* _TASK DESCRIPTION_
From the entries below, copy every line holding the word "this".

::: RECORDS SHOWN :::

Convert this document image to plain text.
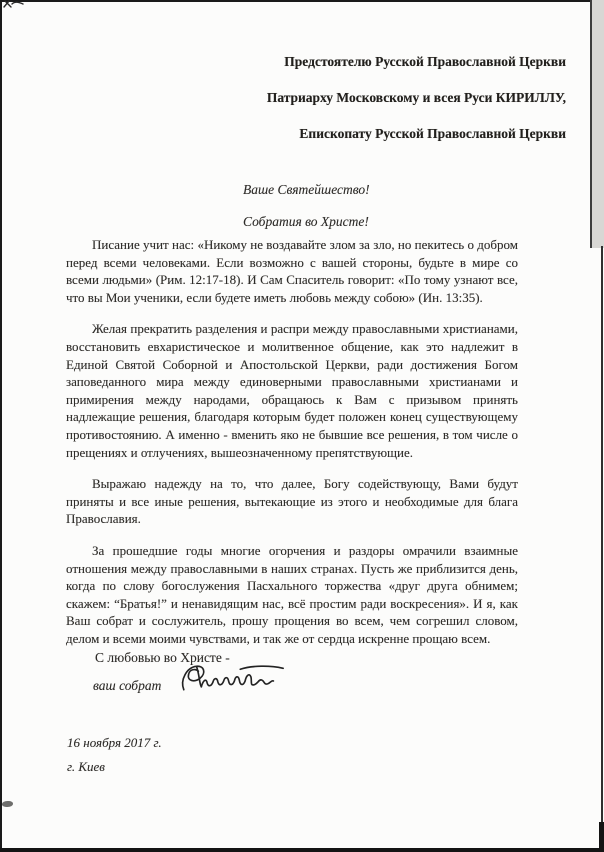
Предстоятелю Русской Православной Церкви
Патриарху Московскому и всея Руси КИРИЛЛУ,
Епископату Русской Православной Церкви
Ваше Святейшество!
Собратия во Христе!

Писание учит нас: «Никому не воздавайте злом за зло, но пекитесь о добром перед всеми человеками. Если возможно с вашей стороны, будьте в мире со всеми людьми» (Рим. 12:17-18). И Сам Спаситель говорит: «По тому узнают все, что вы Мои ученики, если будете иметь любовь между собою» (Ин. 13:35).

Желая прекратить разделения и распри между православными христианами, восстановить евхаристическое и молитвенное общение, как это надлежит в Единой Святой Соборной и Апостольской Церкви, ради достижения Богом заповеданного мира между единоверными православными христианами и примирения между народами, обращаюсь к Вам с призывом принять надлежащие решения, благодаря которым будет положен конец существующему противостоянию. А именно - вменить яко не бывшие все решения, в том числе о прещениях и отлучениях, вышеозначенному препятствующие.

Выражаю надежду на то, что далее, Богу содействующу, Вами будут приняты и все иные решения, вытекающие из этого и необходимые для блага Православия.

За прошедшие годы многие огорчения и раздоры омрачили взаимные отношения между православными в наших странах. Пусть же приблизится день, когда по слову богослужения Пасхального торжества «друг друга обнимем; скажем: “Братья!” и ненавидящим нас, всё простим ради воскресения». И я, как Ваш собрат и сослужитель, прошу прощения во всем, чем согрешил словом, делом и всеми моими чувствами, и так же от сердца искренне прощаю всем.

С любовью во Христе -
ваш собрат
16 ноября 2017 г.
г. Киев
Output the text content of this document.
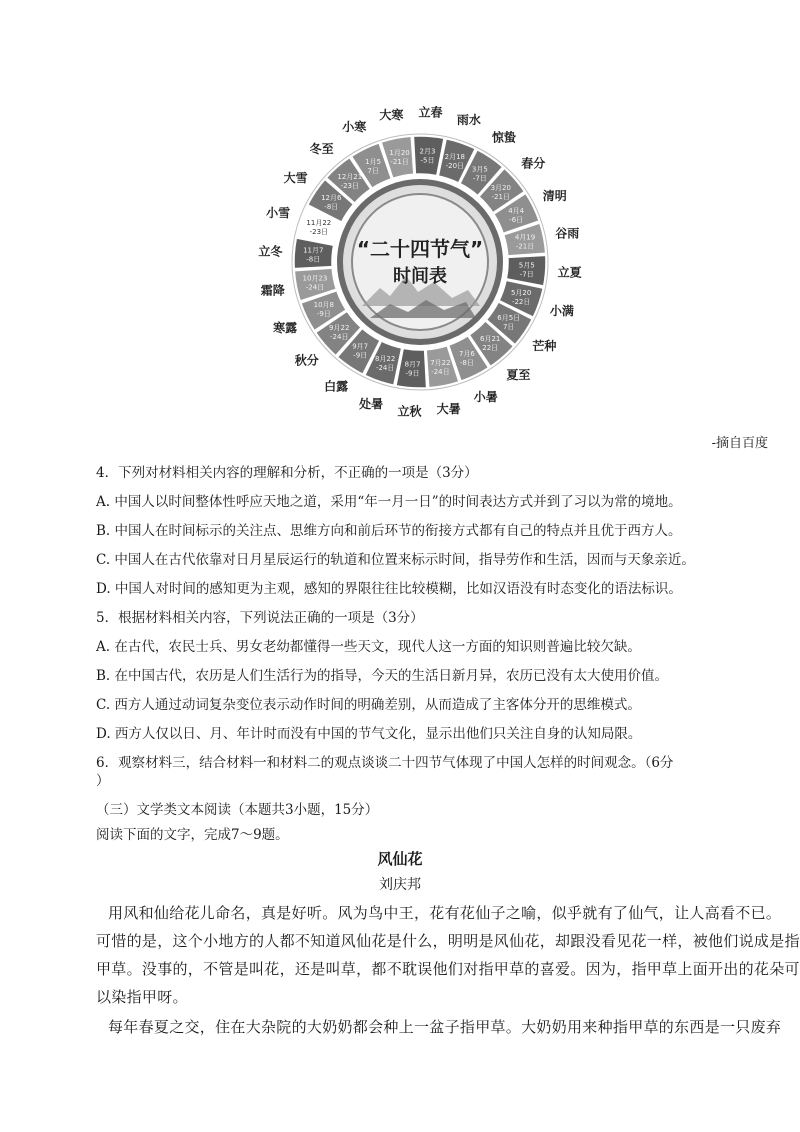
2月3
-5日 2月18
-20日 3月5
-7日
3月20
-21日
4月4
-6日
4月19
-21日
5月5
-7日
5月20
-22日
6月5日
7日
6月21
22日
7月6
-8日
7月22
-24日
8月7
-9日
8月22
-24日
9月7
-9日
9月22
-24日
10月8
-9日
10月23
-24日
11月7
-8日
11月22
-23日
12月6
-8日
12月21
-23日
1月5
7日
1月20
-21日
“二十四节气”
时间表
立春
雨水
惊蛰
春分
清明
谷雨
立夏
小满
芒种
夏至
小暑
大暑
立秋
处暑
白露
秋分
寒露
霜降
立冬
小雪
大雪
冬至
小寒
大寒
-摘自百度
4．下列对材料相关内容的理解和分析，不正确的一项是（3分）
A. 中国人以时间整体性呼应天地之道，采用“年一月一日”的时间表达方式并到了习以为常的境地。
B. 中国人在时间标示的关注点、思维方向和前后环节的衔接方式都有自己的特点并且优于西方人。
C. 中国人在古代依靠对日月星辰运行的轨道和位置来标示时间，指导劳作和生活，因而与天象亲近。
D. 中国人对时间的感知更为主观，感知的界限往往比较模糊，比如汉语没有时态变化的语法标识。
5．根据材料相关内容，下列说法正确的一项是（3分）
A. 在古代，农民士兵、男女老幼都懂得一些天文，现代人这一方面的知识则普遍比较欠缺。
B. 在中国古代，农历是人们生活行为的指导，今天的生活日新月异，农历已没有太大使用价值。
C. 西方人通过动词复杂变位表示动作时间的明确差别，从而造成了主客体分开的思维模式。
D. 西方人仅以日、月、年计时而没有中国的节气文化，显示出他们只关注自身的认知局限。
6．观察材料三，结合材料一和材料二的观点谈谈二十四节气体现了中国人怎样的时间观念。（6分
）
（三）文学类文本阅读（本题共3小题，15分）
阅读下面的文字，完成7～9题。
风仙花
刘庆邦
用风和仙给花儿命名，真是好听。风为鸟中王，花有花仙子之喻，似乎就有了仙气，让人高看不已。
可惜的是，这个小地方的人都不知道风仙花是什么，明明是风仙花，却跟没看见花一样，被他们说成是指
甲草。没事的，不管是叫花，还是叫草，都不耽误他们对指甲草的喜爱。因为，指甲草上面开出的花朵可
以染指甲呀。
每年春夏之交，住在大杂院的大奶奶都会种上一盆子指甲草。大奶奶用来种指甲草的东西是一只废弃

:::

* _EXERCISE RESULT_
Convert this document image to plain text.
Output the text content of this document.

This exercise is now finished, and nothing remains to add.